Prompt. Omit images. Retype all entries verbatim.

======== Listed records

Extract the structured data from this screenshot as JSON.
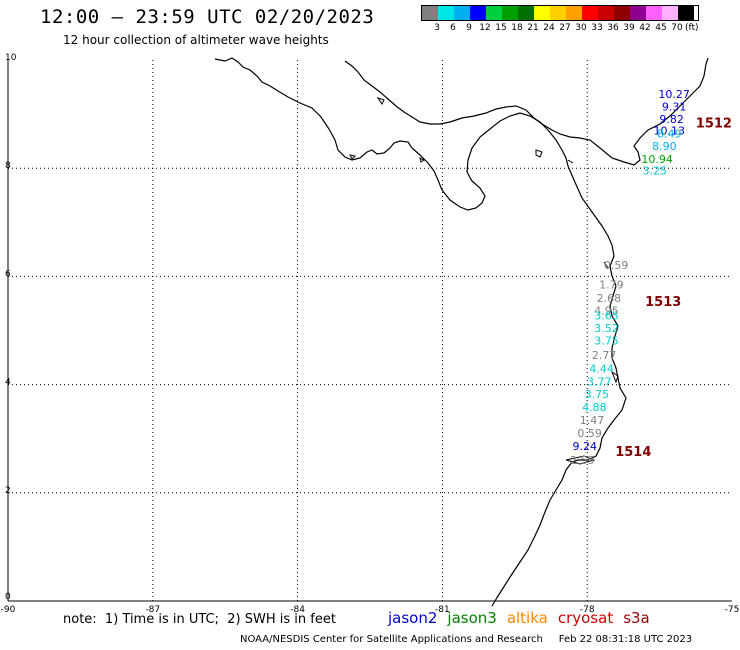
{
  "title": "12:00 – 23:59 UTC 02/20/2023",
  "subtitle": "12 hour collection of altimeter wave heights",
  "legend": {
    "colors": [
      "#808080",
      "#00e5e5",
      "#00b0f0",
      "#0000ff",
      "#00d040",
      "#00a000",
      "#007000",
      "#ffff00",
      "#ffd000",
      "#ffa000",
      "#ff0000",
      "#c80000",
      "#900000",
      "#900090",
      "#ff60ff",
      "#ffb0ff",
      "#000000"
    ],
    "labels": [
      "3",
      "6",
      "9",
      "12",
      "15",
      "18",
      "21",
      "24",
      "27",
      "30",
      "33",
      "36",
      "39",
      "42",
      "45",
      "70"
    ],
    "unit": "(ft)"
  },
  "axes": {
    "x_ticks": [
      "-90",
      "-87",
      "-84",
      "-81",
      "-78",
      "-75"
    ],
    "y_ticks": [
      "10",
      "8",
      "6",
      "4",
      "2",
      "0"
    ]
  },
  "readings": [
    {
      "value": "10.27",
      "color": "#0000cc",
      "lon": -76.2,
      "lat": 9.3
    },
    {
      "value": "9.31",
      "color": "#0000cc",
      "lon": -76.2,
      "lat": 9.07
    },
    {
      "value": "9.82",
      "color": "#0000cc",
      "lon": -76.25,
      "lat": 8.84
    },
    {
      "value": "10.13",
      "color": "#0000cc",
      "lon": -76.3,
      "lat": 8.62
    },
    {
      "value": "8.49",
      "color": "#00b0f0",
      "lon": -76.3,
      "lat": 8.57
    },
    {
      "value": "8.90",
      "color": "#00b0f0",
      "lon": -76.4,
      "lat": 8.34
    },
    {
      "value": "10.94",
      "color": "#00a000",
      "lon": -76.55,
      "lat": 8.1
    },
    {
      "value": "3.25",
      "color": "#00cccc",
      "lon": -76.6,
      "lat": 7.88
    },
    {
      "value": "0.59",
      "color": "#808080",
      "lon": -77.4,
      "lat": 6.14
    },
    {
      "value": "1.79",
      "color": "#808080",
      "lon": -77.5,
      "lat": 5.78
    },
    {
      "value": "2.68",
      "color": "#808080",
      "lon": -77.55,
      "lat": 5.53
    },
    {
      "value": "4.95",
      "color": "#808080",
      "lon": -77.6,
      "lat": 5.3
    },
    {
      "value": "3.65",
      "color": "#00cccc",
      "lon": -77.6,
      "lat": 5.2
    },
    {
      "value": "3.52",
      "color": "#00cccc",
      "lon": -77.6,
      "lat": 4.97
    },
    {
      "value": "3.75",
      "color": "#00cccc",
      "lon": -77.6,
      "lat": 4.74
    },
    {
      "value": "2.77",
      "color": "#808080",
      "lon": -77.65,
      "lat": 4.47
    },
    {
      "value": "4.44",
      "color": "#00cccc",
      "lon": -77.7,
      "lat": 4.22
    },
    {
      "value": "3.77",
      "color": "#00cccc",
      "lon": -77.75,
      "lat": 3.98
    },
    {
      "value": "3.75",
      "color": "#00cccc",
      "lon": -77.8,
      "lat": 3.75
    },
    {
      "value": "4.88",
      "color": "#00cccc",
      "lon": -77.85,
      "lat": 3.51
    },
    {
      "value": "1.47",
      "color": "#808080",
      "lon": -77.9,
      "lat": 3.27
    },
    {
      "value": "0.59",
      "color": "#808080",
      "lon": -77.95,
      "lat": 3.03
    },
    {
      "value": "9.24",
      "color": "#0000cc",
      "lon": -78.05,
      "lat": 2.79
    },
    {
      "value": "2.55",
      "color": "#808080",
      "lon": -78.1,
      "lat": 2.53
    }
  ],
  "passes": [
    {
      "label": "1512",
      "lon": -75.75,
      "lat": 8.75
    },
    {
      "label": "1513",
      "lon": -76.8,
      "lat": 5.45
    },
    {
      "label": "1514",
      "lon": -77.42,
      "lat": 2.68
    }
  ],
  "note": "note:  1) Time is in UTC;  2) SWH is in feet",
  "missions": [
    {
      "name": "jason2",
      "color": "#0000cc"
    },
    {
      "name": "jason3",
      "color": "#008000"
    },
    {
      "name": "altika",
      "color": "#ff8800"
    },
    {
      "name": "cryosat",
      "color": "#cc0000"
    },
    {
      "name": "s3a",
      "color": "#990000"
    }
  ],
  "credit": "NOAA/NESDIS Center for Satellite Applications and Research     Feb 22 08:31:18 UTC 2023"
}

================

Written answer.
Extract the structured data from this screenshot as JSON.
{
  "title": "12:00 – 23:59 UTC 02/20/2023",
  "subtitle": "12 hour collection of altimeter wave heights",
  "legend": {
    "colors": [
      "#808080",
      "#00e5e5",
      "#00b0f0",
      "#0000ff",
      "#00d040",
      "#00a000",
      "#007000",
      "#ffff00",
      "#ffd000",
      "#ffa000",
      "#ff0000",
      "#c80000",
      "#900000",
      "#900090",
      "#ff60ff",
      "#ffb0ff",
      "#000000"
    ],
    "labels": [
      "3",
      "6",
      "9",
      "12",
      "15",
      "18",
      "21",
      "24",
      "27",
      "30",
      "33",
      "36",
      "39",
      "42",
      "45",
      "70"
    ],
    "unit": "(ft)"
  },
  "axes": {
    "x_ticks": [
      "-90",
      "-87",
      "-84",
      "-81",
      "-78",
      "-75"
    ],
    "y_ticks": [
      "10",
      "8",
      "6",
      "4",
      "2",
      "0"
    ]
  },
  "readings": [
    {
      "value": "10.27",
      "color": "#0000cc",
      "lon": -76.2,
      "lat": 9.3
    },
    {
      "value": "9.31",
      "color": "#0000cc",
      "lon": -76.2,
      "lat": 9.07
    },
    {
      "value": "9.82",
      "color": "#0000cc",
      "lon": -76.25,
      "lat": 8.84
    },
    {
      "value": "10.13",
      "color": "#0000cc",
      "lon": -76.3,
      "lat": 8.62
    },
    {
      "value": "8.49",
      "color": "#00b0f0",
      "lon": -76.3,
      "lat": 8.57
    },
    {
      "value": "8.90",
      "color": "#00b0f0",
      "lon": -76.4,
      "lat": 8.34
    },
    {
      "value": "10.94",
      "color": "#00a000",
      "lon": -76.55,
      "lat": 8.1
    },
    {
      "value": "3.25",
      "color": "#00cccc",
      "lon": -76.6,
      "lat": 7.88
    },
    {
      "value": "0.59",
      "color": "#808080",
      "lon": -77.4,
      "lat": 6.14
    },
    {
      "value": "1.79",
      "color": "#808080",
      "lon": -77.5,
      "lat": 5.78
    },
    {
      "value": "2.68",
      "color": "#808080",
      "lon": -77.55,
      "lat": 5.53
    },
    {
      "value": "4.95",
      "color": "#808080",
      "lon": -77.6,
      "lat": 5.3
    },
    {
      "value": "3.65",
      "color": "#00cccc",
      "lon": -77.6,
      "lat": 5.2
    },
    {
      "value": "3.52",
      "color": "#00cccc",
      "lon": -77.6,
      "lat": 4.97
    },
    {
      "value": "3.75",
      "color": "#00cccc",
      "lon": -77.6,
      "lat": 4.74
    },
    {
      "value": "2.77",
      "color": "#808080",
      "lon": -77.65,
      "lat": 4.47
    },
    {
      "value": "4.44",
      "color": "#00cccc",
      "lon": -77.7,
      "lat": 4.22
    },
    {
      "value": "3.77",
      "color": "#00cccc",
      "lon": -77.75,
      "lat": 3.98
    },
    {
      "value": "3.75",
      "color": "#00cccc",
      "lon": -77.8,
      "lat": 3.75
    },
    {
      "value": "4.88",
      "color": "#00cccc",
      "lon": -77.85,
      "lat": 3.51
    },
    {
      "value": "1.47",
      "color": "#808080",
      "lon": -77.9,
      "lat": 3.27
    },
    {
      "value": "0.59",
      "color": "#808080",
      "lon": -77.95,
      "lat": 3.03
    },
    {
      "value": "9.24",
      "color": "#0000cc",
      "lon": -78.05,
      "lat": 2.79
    },
    {
      "value": "2.55",
      "color": "#808080",
      "lon": -78.1,
      "lat": 2.53
    }
  ],
  "passes": [
    {
      "label": "1512",
      "lon": -75.75,
      "lat": 8.75
    },
    {
      "label": "1513",
      "lon": -76.8,
      "lat": 5.45
    },
    {
      "label": "1514",
      "lon": -77.42,
      "lat": 2.68
    }
  ],
  "note": "note:  1) Time is in UTC;  2) SWH is in feet",
  "missions": [
    {
      "name": "jason2",
      "color": "#0000cc"
    },
    {
      "name": "jason3",
      "color": "#008000"
    },
    {
      "name": "altika",
      "color": "#ff8800"
    },
    {
      "name": "cryosat",
      "color": "#cc0000"
    },
    {
      "name": "s3a",
      "color": "#990000"
    }
  ],
  "credit": "NOAA/NESDIS Center for Satellite Applications and Research     Feb 22 08:31:18 UTC 2023"
}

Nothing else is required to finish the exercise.